__Aim of the exercise__.
What is the number of lines in the data holding the word "Company"? Give that number by itself.

__Data provided__.
☆ ☆ ☆ ☆ ☆

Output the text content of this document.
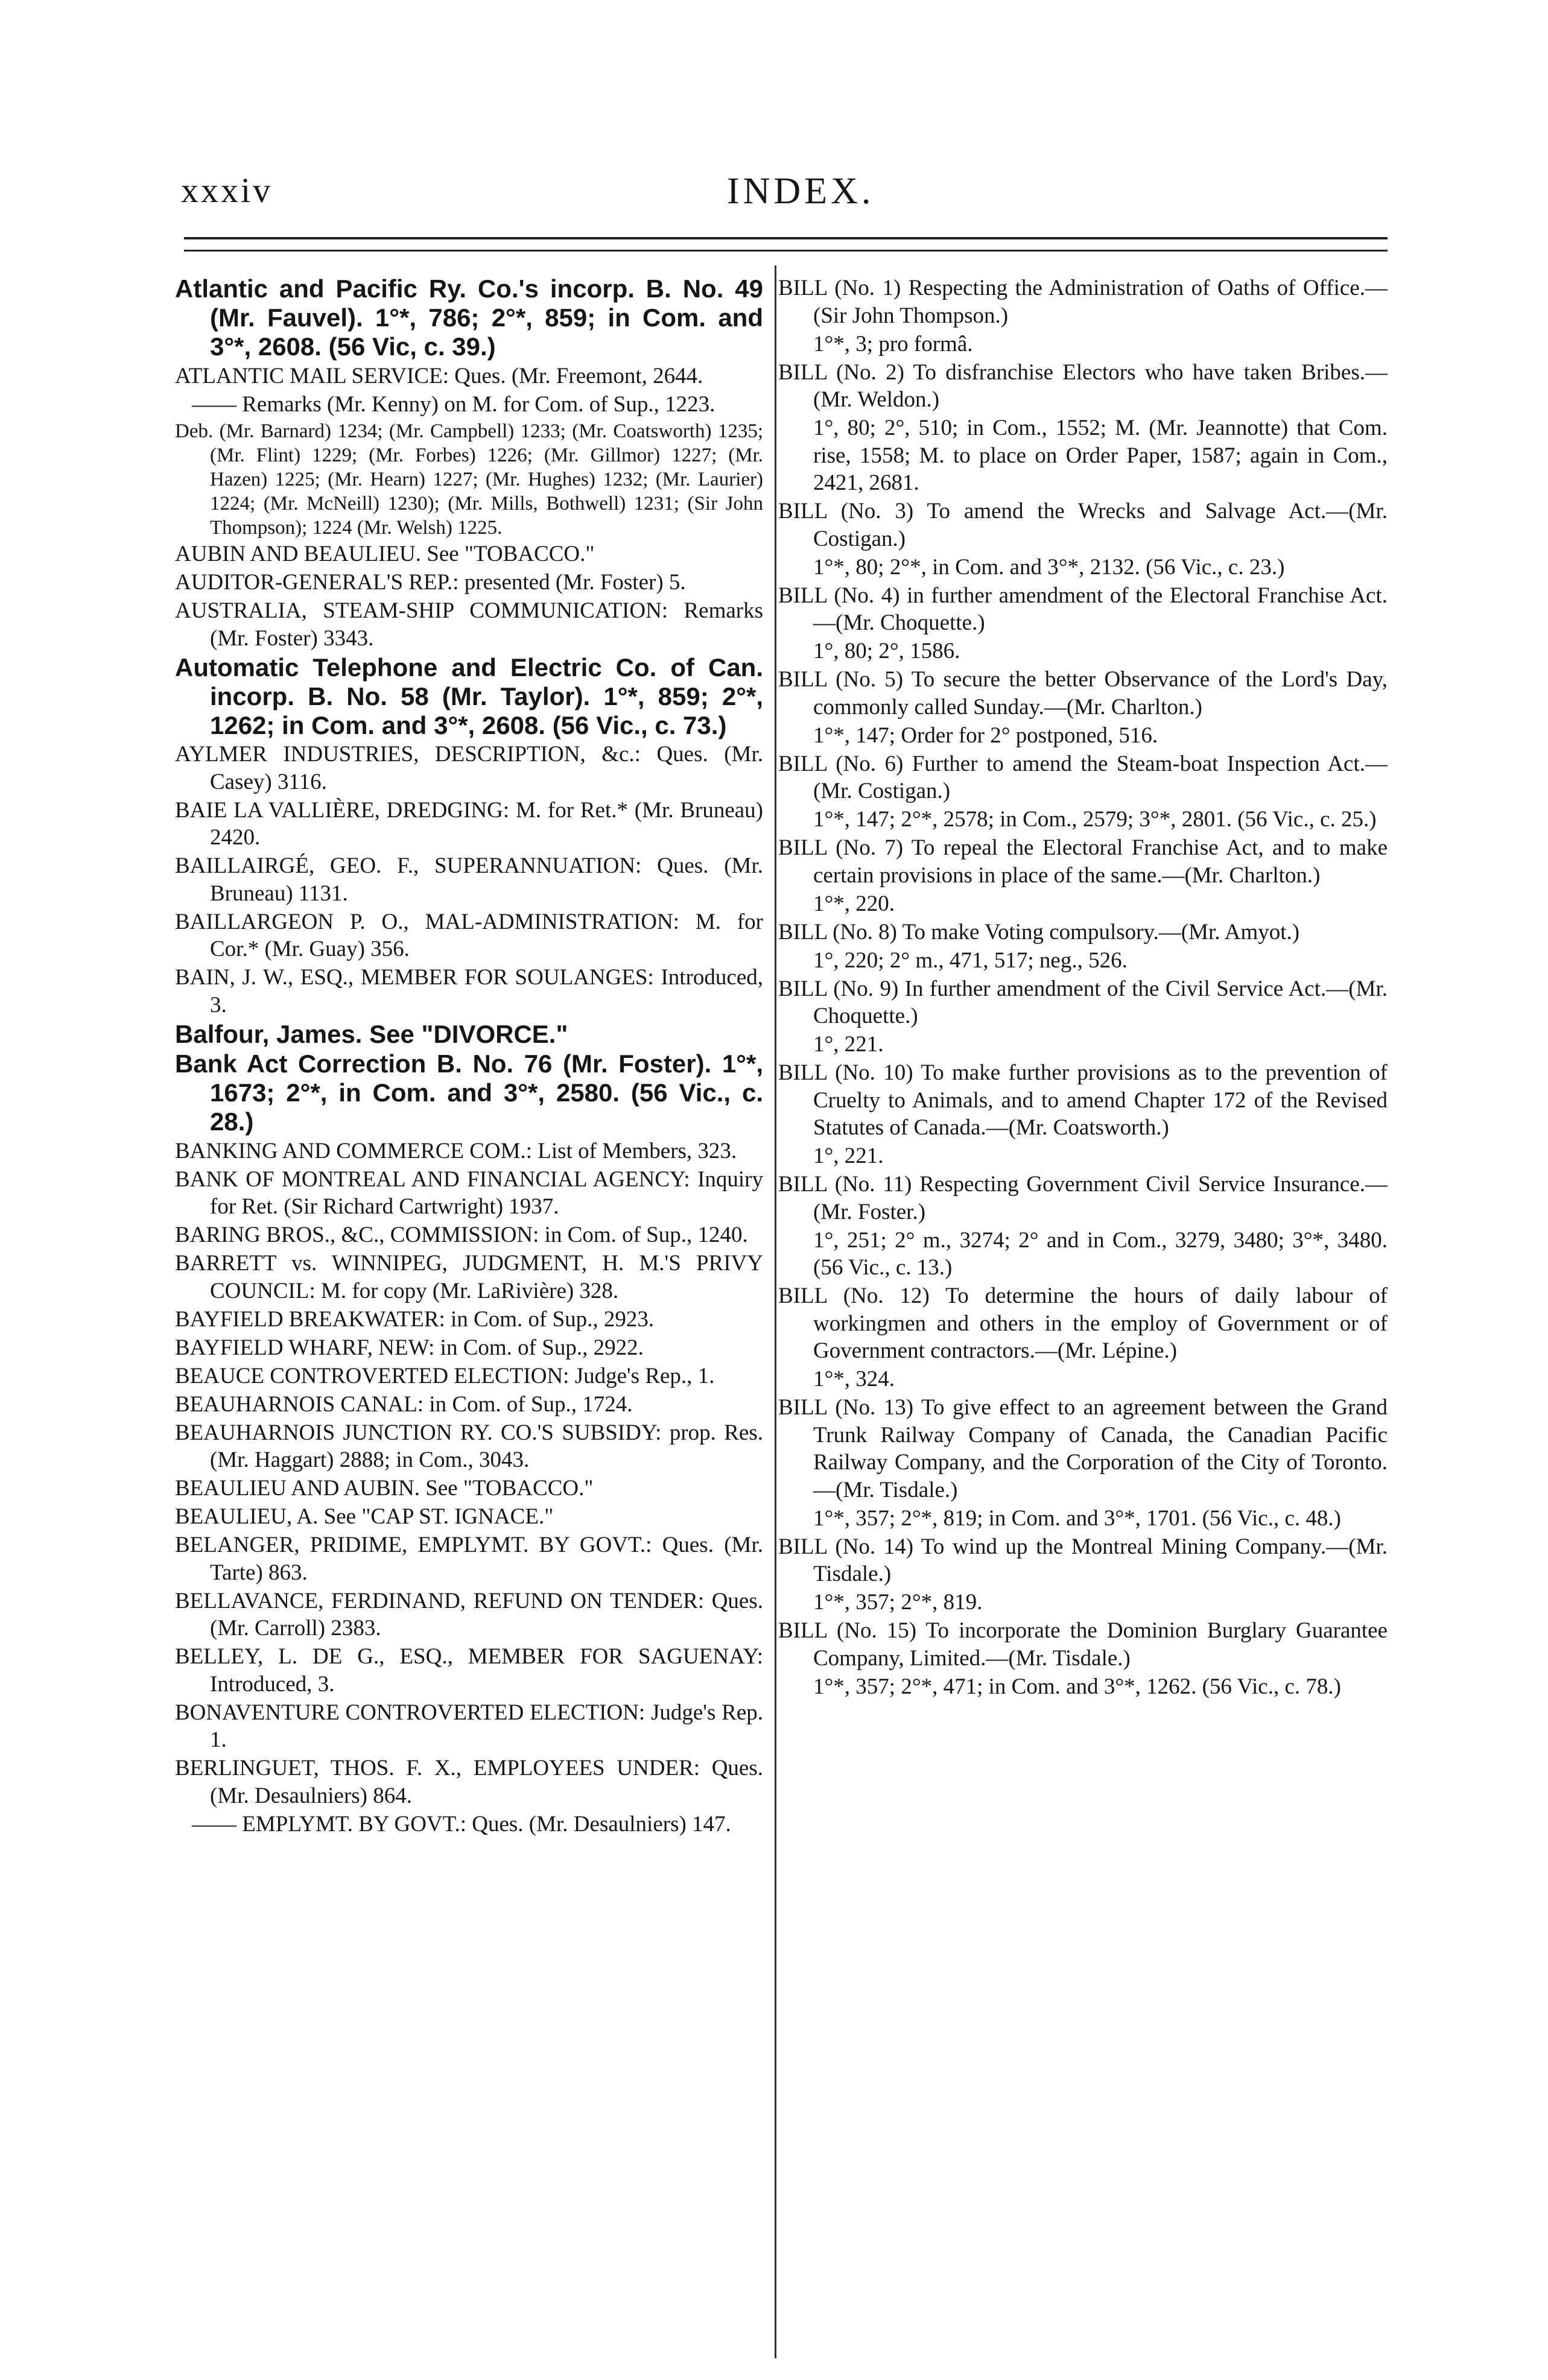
xxxiv	INDEX.

Atlantic and Pacific Ry. Co.'s incorp. B. No. 49 (Mr. Fauvel). 1°*, 786; 2°*, 859; in Com. and 3°*, 2608. (56 Vic, c. 39.)

ATLANTIC MAIL SERVICE: Ques. (Mr. Freemont, 2644.

—— Remarks (Mr. Kenny) on M. for Com. of Sup., 1223.

Deb. (Mr. Barnard) 1234; (Mr. Campbell) 1233; (Mr. Coatsworth) 1235; (Mr. Flint) 1229; (Mr. Forbes) 1226; (Mr. Gillmor) 1227; (Mr. Hazen) 1225; (Mr. Hearn) 1227; (Mr. Hughes) 1232; (Mr. Laurier) 1224; (Mr. McNeill) 1230); (Mr. Mills, Bothwell) 1231; (Sir John Thompson); 1224 (Mr. Welsh) 1225.

AUBIN AND BEAULIEU. See "TOBACCO."

AUDITOR-GENERAL'S REP.: presented (Mr. Foster) 5.

AUSTRALIA, STEAM-SHIP COMMUNICATION: Remarks (Mr. Foster) 3343.

Automatic Telephone and Electric Co. of Can. incorp. B. No. 58 (Mr. Taylor). 1°*, 859; 2°*, 1262; in Com. and 3°*, 2608. (56 Vic., c. 73.)

AYLMER INDUSTRIES, DESCRIPTION, &c.: Ques. (Mr. Casey) 3116.

BAIE LA VALLIÈRE, DREDGING: M. for Ret.* (Mr. Bruneau) 2420.

BAILLAIRGÉ, GEO. F., SUPERANNUATION: Ques. (Mr. Bruneau) 1131.

BAILLARGEON P. O., MAL-ADMINISTRATION: M. for Cor.* (Mr. Guay) 356.

BAIN, J. W., ESQ., MEMBER FOR SOULANGES: Introduced, 3.

Balfour, James. See "DIVORCE."

Bank Act Correction B. No. 76 (Mr. Foster). 1°*, 1673; 2°*, in Com. and 3°*, 2580. (56 Vic., c. 28.)

BANKING AND COMMERCE COM.: List of Members, 323.

BANK OF MONTREAL AND FINANCIAL AGENCY: Inquiry for Ret. (Sir Richard Cartwright) 1937.

BARING BROS., &C., COMMISSION: in Com. of Sup., 1240.

BARRETT vs. WINNIPEG, JUDGMENT, H. M.'S PRIVY COUNCIL: M. for copy (Mr. LaRivière) 328.

BAYFIELD BREAKWATER: in Com. of Sup., 2923.

BAYFIELD WHARF, NEW: in Com. of Sup., 2922.

BEAUCE CONTROVERTED ELECTION: Judge's Rep., 1.

BEAUHARNOIS CANAL: in Com. of Sup., 1724.

BEAUHARNOIS JUNCTION RY. CO.'S SUBSIDY: prop. Res. (Mr. Haggart) 2888; in Com., 3043.

BEAULIEU AND AUBIN. See "TOBACCO."

BEAULIEU, A. See "CAP ST. IGNACE."

BELANGER, PRIDIME, EMPLYMT. BY GOVT.: Ques. (Mr. Tarte) 863.

BELLAVANCE, FERDINAND, REFUND ON TENDER: Ques. (Mr. Carroll) 2383.

BELLEY, L. DE G., ESQ., MEMBER FOR SAGUENAY: Introduced, 3.

BONAVENTURE CONTROVERTED ELECTION: Judge's Rep. 1.

BERLINGUET, THOS. F. X., EMPLOYEES UNDER: Ques. (Mr. Desaulniers) 864.

—— EMPLYMT. BY GOVT.: Ques. (Mr. Desaulniers) 147.

BILL (No. 1) Respecting the Administration of Oaths of Office.—(Sir John Thompson.)

1°*, 3; pro formâ.

BILL (No. 2) To disfranchise Electors who have taken Bribes.—(Mr. Weldon.)

1°, 80; 2°, 510; in Com., 1552; M. (Mr. Jeannotte) that Com. rise, 1558; M. to place on Order Paper, 1587; again in Com., 2421, 2681.

BILL (No. 3) To amend the Wrecks and Salvage Act.—(Mr. Costigan.)

1°*, 80; 2°*, in Com. and 3°*, 2132. (56 Vic., c. 23.)

BILL (No. 4) in further amendment of the Electoral Franchise Act.—(Mr. Choquette.)

1°, 80; 2°, 1586.

BILL (No. 5) To secure the better Observance of the Lord's Day, commonly called Sunday.—(Mr. Charlton.)

1°*, 147; Order for 2° postponed, 516.

BILL (No. 6) Further to amend the Steam-boat Inspection Act.—(Mr. Costigan.)

1°*, 147; 2°*, 2578; in Com., 2579; 3°*, 2801. (56 Vic., c. 25.)

BILL (No. 7) To repeal the Electoral Franchise Act, and to make certain provisions in place of the same.—(Mr. Charlton.)

1°*, 220.

BILL (No. 8) To make Voting compulsory.—(Mr. Amyot.)

1°, 220; 2° m., 471, 517; neg., 526.

BILL (No. 9) In further amendment of the Civil Service Act.—(Mr. Choquette.)

1°, 221.

BILL (No. 10) To make further provisions as to the prevention of Cruelty to Animals, and to amend Chapter 172 of the Revised Statutes of Canada.—(Mr. Coatsworth.)

1°, 221.

BILL (No. 11) Respecting Government Civil Service Insurance.—(Mr. Foster.)

1°, 251; 2° m., 3274; 2° and in Com., 3279, 3480; 3°*, 3480. (56 Vic., c. 13.)

BILL (No. 12) To determine the hours of daily labour of workingmen and others in the employ of Government or of Government contractors.—(Mr. Lépine.)

1°*, 324.

BILL (No. 13) To give effect to an agreement between the Grand Trunk Railway Company of Canada, the Canadian Pacific Railway Company, and the Corporation of the City of Toronto.—(Mr. Tisdale.)

1°*, 357; 2°*, 819; in Com. and 3°*, 1701. (56 Vic., c. 48.)

BILL (No. 14) To wind up the Montreal Mining Company.—(Mr. Tisdale.)

1°*, 357; 2°*, 819.

BILL (No. 15) To incorporate the Dominion Burglary Guarantee Company, Limited.—(Mr. Tisdale.)

1°*, 357; 2°*, 471; in Com. and 3°*, 1262. (56 Vic., c. 78.)
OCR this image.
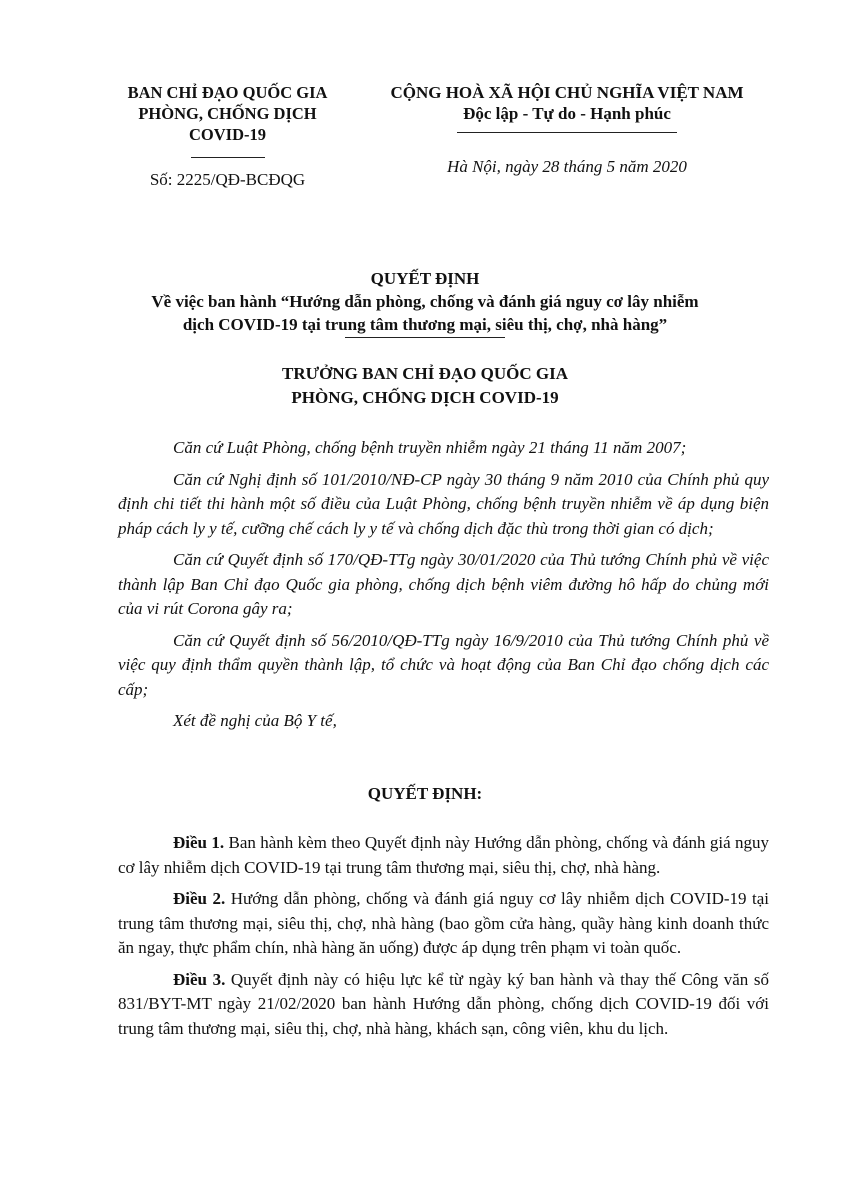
BAN CHỈ ĐẠO QUỐC GIA
PHÒNG, CHỐNG DỊCH
COVID-19
Số: 2225/QĐ-BCĐQG
CỘNG HOÀ XÃ HỘI CHỦ NGHĨA VIỆT NAM
Độc lập - Tự do - Hạnh phúc
Hà Nội, ngày 28 tháng 5 năm 2020
QUYẾT ĐỊNH
Về việc ban hành “Hướng dẫn phòng, chống và đánh giá nguy cơ lây nhiễm
dịch COVID-19 tại trung tâm thương mại, siêu thị, chợ, nhà hàng”
TRƯỞNG BAN CHỈ ĐẠO QUỐC GIA
PHÒNG, CHỐNG DỊCH COVID-19

Căn cứ Luật Phòng, chống bệnh truyền nhiễm ngày 21 tháng 11 năm 2007;

Căn cứ Nghị định số 101/2010/NĐ-CP ngày 30 tháng 9 năm 2010 của Chính phủ quy định chi tiết thi hành một số điều của Luật Phòng, chống bệnh truyền nhiễm về áp dụng biện pháp cách ly y tế, cưỡng chế cách ly y tế và chống dịch đặc thù trong thời gian có dịch;

Căn cứ Quyết định số 170/QĐ-TTg ngày 30/01/2020 của Thủ tướng Chính phủ về việc thành lập Ban Chỉ đạo Quốc gia phòng, chống dịch bệnh viêm đường hô hấp do chủng mới của vi rút Corona gây ra;

Căn cứ Quyết định số 56/2010/QĐ-TTg ngày 16/9/2010 của Thủ tướng Chính phủ về việc quy định thẩm quyền thành lập, tổ chức và hoạt động của Ban Chỉ đạo chống dịch các cấp;

Xét đề nghị của Bộ Y tế,

QUYẾT ĐỊNH:

Điều 1. Ban hành kèm theo Quyết định này Hướng dẫn phòng, chống và đánh giá nguy cơ lây nhiễm dịch COVID-19 tại trung tâm thương mại, siêu thị, chợ, nhà hàng.

Điều 2. Hướng dẫn phòng, chống và đánh giá nguy cơ lây nhiễm dịch COVID-19 tại trung tâm thương mại, siêu thị, chợ, nhà hàng (bao gồm cửa hàng, quầy hàng kinh doanh thức ăn ngay, thực phẩm chín, nhà hàng ăn uống) được áp dụng trên phạm vi toàn quốc.

Điều 3. Quyết định này có hiệu lực kể từ ngày ký ban hành và thay thế Công văn số 831/BYT-MT ngày 21/02/2020 ban hành Hướng dẫn phòng, chống dịch COVID-19 đối với trung tâm thương mại, siêu thị, chợ, nhà hàng, khách sạn, công viên, khu du lịch.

☆ ☆ ☆ ☆ ☆

__Result__.
3